-- start Provided material --

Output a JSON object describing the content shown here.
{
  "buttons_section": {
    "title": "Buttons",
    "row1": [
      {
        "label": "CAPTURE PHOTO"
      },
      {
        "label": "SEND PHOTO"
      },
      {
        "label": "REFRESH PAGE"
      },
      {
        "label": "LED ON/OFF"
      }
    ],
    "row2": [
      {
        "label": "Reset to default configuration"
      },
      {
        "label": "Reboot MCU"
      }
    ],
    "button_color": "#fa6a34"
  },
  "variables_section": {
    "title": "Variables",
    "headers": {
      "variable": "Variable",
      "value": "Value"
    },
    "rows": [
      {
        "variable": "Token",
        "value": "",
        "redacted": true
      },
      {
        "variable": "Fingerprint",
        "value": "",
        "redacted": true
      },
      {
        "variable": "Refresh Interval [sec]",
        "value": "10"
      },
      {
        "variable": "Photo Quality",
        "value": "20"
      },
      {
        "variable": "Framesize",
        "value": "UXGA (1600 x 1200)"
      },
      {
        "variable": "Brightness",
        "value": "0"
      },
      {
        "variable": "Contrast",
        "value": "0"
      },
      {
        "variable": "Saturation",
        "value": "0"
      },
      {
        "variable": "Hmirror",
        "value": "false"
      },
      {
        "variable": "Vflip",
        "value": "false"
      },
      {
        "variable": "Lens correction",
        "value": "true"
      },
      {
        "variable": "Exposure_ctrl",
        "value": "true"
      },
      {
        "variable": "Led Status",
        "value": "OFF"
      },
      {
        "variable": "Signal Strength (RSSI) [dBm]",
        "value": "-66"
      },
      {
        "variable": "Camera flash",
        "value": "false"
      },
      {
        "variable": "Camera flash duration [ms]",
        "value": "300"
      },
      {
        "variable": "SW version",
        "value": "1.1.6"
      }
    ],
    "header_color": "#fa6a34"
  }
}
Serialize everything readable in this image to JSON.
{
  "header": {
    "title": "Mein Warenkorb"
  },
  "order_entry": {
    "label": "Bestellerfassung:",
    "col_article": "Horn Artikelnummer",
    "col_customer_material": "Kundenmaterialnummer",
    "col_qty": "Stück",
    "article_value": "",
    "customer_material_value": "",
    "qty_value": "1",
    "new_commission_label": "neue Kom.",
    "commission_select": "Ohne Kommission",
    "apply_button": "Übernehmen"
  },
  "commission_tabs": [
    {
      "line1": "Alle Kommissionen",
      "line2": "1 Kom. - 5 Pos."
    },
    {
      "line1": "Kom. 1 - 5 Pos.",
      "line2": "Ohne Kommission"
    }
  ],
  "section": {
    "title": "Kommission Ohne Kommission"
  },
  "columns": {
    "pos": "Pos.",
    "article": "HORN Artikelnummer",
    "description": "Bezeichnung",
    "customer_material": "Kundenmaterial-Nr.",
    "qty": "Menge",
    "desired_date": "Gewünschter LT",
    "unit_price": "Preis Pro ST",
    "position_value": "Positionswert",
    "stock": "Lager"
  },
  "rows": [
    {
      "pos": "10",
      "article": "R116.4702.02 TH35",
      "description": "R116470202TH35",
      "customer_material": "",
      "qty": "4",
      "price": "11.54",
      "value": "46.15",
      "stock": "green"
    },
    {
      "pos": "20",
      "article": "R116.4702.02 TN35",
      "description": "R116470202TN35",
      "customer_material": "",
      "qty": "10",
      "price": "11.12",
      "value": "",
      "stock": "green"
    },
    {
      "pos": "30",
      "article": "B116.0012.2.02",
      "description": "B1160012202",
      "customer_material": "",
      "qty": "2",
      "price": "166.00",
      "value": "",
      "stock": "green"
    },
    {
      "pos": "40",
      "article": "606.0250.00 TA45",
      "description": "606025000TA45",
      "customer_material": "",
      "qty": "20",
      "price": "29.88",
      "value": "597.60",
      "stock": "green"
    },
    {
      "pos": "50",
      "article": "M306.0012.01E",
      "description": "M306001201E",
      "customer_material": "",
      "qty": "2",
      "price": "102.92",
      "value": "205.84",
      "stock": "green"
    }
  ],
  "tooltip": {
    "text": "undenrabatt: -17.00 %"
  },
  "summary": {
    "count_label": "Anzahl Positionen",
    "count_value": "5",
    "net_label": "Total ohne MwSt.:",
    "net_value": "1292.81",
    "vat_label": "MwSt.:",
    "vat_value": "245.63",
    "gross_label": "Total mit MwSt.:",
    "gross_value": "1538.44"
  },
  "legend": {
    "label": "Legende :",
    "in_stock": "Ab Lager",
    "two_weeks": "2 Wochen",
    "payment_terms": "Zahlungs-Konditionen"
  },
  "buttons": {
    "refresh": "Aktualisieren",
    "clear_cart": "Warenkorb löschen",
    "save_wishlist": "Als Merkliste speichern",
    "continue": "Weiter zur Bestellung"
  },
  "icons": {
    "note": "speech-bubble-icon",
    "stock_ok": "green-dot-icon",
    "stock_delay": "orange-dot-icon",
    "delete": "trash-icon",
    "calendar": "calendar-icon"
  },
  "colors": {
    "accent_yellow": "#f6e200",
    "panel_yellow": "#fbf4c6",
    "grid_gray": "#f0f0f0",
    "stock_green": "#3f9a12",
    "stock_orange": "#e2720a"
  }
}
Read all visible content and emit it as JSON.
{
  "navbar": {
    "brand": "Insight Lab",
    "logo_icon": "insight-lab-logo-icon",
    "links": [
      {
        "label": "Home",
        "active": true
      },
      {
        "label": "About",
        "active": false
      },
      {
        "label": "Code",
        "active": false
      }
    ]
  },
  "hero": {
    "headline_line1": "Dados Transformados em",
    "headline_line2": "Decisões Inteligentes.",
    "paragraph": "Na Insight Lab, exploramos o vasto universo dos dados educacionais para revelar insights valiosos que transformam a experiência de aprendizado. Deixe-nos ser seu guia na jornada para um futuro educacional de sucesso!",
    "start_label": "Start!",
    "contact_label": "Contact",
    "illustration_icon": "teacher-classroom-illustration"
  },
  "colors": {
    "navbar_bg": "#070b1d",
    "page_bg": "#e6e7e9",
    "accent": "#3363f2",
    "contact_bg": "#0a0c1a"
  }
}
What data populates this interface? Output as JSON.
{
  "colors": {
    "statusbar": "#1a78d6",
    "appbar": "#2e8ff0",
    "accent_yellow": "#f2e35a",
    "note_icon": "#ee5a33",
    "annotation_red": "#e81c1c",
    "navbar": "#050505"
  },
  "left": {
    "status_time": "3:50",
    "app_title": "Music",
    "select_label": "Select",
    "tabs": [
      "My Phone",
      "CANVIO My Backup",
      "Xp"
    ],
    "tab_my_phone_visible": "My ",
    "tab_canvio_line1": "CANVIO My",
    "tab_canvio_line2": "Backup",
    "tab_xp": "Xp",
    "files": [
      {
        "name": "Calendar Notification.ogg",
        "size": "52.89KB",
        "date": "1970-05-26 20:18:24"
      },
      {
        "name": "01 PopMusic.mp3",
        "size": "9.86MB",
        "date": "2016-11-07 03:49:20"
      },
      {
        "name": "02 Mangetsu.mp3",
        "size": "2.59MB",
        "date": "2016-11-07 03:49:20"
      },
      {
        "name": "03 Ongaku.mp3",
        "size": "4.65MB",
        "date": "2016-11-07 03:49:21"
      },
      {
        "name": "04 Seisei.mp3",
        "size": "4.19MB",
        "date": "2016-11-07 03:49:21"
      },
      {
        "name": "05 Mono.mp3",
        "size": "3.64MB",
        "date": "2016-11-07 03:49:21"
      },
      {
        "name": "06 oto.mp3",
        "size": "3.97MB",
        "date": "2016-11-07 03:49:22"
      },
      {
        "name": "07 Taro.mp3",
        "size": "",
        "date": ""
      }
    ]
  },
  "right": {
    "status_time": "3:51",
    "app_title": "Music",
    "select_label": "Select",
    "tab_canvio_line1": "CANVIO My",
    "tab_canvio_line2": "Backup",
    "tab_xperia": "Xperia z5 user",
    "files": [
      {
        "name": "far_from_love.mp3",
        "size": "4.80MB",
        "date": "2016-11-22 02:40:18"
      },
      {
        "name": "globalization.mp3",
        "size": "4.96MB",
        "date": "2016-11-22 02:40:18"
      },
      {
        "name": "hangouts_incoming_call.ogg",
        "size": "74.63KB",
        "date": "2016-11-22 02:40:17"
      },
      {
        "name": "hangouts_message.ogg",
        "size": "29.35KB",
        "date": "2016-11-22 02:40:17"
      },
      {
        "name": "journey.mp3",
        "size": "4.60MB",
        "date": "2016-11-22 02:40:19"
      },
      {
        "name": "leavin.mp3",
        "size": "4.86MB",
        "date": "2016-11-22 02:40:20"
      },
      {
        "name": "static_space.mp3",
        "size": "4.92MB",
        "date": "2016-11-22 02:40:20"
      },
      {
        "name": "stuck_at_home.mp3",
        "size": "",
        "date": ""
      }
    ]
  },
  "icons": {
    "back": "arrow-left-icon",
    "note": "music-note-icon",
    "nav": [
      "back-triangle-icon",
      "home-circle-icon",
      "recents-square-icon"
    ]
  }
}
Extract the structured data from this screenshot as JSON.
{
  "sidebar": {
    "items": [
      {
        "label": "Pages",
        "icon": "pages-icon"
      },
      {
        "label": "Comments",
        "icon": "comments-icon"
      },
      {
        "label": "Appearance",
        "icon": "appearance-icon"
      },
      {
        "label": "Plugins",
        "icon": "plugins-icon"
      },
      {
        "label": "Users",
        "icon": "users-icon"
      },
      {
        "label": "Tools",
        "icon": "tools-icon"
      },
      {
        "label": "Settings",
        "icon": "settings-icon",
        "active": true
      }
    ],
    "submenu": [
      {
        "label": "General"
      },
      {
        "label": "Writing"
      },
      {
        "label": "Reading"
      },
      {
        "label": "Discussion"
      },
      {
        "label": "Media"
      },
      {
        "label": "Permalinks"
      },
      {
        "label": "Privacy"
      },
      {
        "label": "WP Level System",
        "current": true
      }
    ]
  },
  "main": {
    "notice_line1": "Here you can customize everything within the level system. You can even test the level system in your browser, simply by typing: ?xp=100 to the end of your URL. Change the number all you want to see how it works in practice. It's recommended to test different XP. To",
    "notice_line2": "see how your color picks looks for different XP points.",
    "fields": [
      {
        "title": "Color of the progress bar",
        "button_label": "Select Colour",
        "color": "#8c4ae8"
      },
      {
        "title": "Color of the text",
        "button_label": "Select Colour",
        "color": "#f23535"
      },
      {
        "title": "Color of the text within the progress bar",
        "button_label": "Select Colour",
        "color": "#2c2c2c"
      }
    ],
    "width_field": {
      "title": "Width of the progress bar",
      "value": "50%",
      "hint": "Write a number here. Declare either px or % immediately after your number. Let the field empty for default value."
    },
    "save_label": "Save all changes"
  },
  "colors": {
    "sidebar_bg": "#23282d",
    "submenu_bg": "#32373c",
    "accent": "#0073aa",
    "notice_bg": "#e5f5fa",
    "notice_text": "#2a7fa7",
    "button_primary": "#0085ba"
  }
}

-- end Provided material --

[Aim of the task] Check each line of the listing above for the string "Camera", then report only how many lines have it.

[Solution for this task] 2